**Problem**
Look through the material below. Copy every line with the string "amount" in it.

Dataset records
+ + +

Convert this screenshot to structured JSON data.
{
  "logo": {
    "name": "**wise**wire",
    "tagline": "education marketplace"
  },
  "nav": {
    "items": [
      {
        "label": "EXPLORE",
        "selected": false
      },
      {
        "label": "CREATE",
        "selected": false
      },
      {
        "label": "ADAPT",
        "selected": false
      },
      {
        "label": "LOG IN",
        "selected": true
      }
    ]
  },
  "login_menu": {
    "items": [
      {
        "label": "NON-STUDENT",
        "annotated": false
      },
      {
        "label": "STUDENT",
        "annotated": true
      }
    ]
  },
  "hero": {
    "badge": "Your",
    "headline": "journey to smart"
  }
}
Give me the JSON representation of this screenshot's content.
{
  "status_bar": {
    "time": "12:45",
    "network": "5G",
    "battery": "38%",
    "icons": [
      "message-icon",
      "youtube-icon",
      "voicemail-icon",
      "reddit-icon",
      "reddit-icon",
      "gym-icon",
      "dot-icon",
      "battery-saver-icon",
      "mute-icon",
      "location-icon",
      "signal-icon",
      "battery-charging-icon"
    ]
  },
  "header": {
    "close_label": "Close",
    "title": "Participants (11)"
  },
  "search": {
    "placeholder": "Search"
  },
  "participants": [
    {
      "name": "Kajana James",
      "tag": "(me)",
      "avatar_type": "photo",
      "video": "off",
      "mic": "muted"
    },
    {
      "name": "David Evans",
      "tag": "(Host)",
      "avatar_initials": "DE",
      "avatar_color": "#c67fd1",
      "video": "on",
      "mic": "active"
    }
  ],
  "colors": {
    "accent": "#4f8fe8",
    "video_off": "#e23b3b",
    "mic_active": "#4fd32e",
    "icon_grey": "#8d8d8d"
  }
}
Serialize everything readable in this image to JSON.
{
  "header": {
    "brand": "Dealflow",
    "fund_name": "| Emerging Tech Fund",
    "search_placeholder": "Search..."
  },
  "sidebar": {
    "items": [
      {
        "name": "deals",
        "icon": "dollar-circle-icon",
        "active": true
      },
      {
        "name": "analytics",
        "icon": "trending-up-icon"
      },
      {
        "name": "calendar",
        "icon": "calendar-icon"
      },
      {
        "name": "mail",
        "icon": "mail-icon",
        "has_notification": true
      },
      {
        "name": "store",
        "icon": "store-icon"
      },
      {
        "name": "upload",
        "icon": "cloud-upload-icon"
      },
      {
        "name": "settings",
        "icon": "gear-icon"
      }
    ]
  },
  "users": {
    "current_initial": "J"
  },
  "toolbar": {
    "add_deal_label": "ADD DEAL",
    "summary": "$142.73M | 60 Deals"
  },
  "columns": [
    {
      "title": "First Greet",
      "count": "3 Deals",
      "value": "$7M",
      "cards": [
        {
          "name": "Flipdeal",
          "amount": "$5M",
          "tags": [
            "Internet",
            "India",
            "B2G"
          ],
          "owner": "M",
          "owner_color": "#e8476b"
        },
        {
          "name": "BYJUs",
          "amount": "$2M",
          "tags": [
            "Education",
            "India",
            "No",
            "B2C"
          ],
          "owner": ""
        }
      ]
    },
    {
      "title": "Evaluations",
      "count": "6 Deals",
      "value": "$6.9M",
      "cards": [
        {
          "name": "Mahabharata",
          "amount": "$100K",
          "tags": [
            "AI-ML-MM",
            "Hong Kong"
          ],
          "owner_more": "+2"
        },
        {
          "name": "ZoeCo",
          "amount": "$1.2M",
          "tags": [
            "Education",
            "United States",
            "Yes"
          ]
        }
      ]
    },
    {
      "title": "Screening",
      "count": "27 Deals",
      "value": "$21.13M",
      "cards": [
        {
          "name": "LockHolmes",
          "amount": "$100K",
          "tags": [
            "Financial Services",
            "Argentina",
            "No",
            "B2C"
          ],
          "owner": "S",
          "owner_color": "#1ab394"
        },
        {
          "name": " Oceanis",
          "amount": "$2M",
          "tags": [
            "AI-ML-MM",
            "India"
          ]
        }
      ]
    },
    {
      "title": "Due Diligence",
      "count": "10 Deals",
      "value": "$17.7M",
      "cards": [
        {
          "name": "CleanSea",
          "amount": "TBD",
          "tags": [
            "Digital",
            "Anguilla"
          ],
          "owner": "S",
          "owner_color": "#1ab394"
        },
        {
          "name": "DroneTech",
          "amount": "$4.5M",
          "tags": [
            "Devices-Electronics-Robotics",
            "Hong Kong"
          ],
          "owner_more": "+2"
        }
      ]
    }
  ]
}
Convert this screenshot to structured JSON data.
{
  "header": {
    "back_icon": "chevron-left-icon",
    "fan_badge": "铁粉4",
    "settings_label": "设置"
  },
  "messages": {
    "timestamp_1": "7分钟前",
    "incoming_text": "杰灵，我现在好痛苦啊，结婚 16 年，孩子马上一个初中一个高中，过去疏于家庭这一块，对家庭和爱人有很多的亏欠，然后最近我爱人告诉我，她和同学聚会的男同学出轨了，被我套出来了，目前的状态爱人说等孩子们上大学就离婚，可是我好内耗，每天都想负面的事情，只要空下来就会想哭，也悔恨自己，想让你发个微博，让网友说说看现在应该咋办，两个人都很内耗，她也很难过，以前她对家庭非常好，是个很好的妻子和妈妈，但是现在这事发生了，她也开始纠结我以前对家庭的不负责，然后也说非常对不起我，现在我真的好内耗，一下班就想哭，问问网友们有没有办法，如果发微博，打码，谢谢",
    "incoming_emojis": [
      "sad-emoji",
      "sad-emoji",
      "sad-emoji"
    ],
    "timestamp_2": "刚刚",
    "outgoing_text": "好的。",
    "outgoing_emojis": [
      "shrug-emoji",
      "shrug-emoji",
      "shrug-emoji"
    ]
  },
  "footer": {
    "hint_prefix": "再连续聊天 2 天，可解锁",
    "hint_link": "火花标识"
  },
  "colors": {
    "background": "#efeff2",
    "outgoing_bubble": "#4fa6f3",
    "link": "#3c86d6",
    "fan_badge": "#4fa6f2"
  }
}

+ + +

**The result**
          "amount": "$5M",
          "amount": "$2M",
          "amount": "$100K",
          "amount": "$1.2M",
          "amount": "$100K",
          "amount": "$2M",
          "amount": "TBD",
          "amount": "$4.5M",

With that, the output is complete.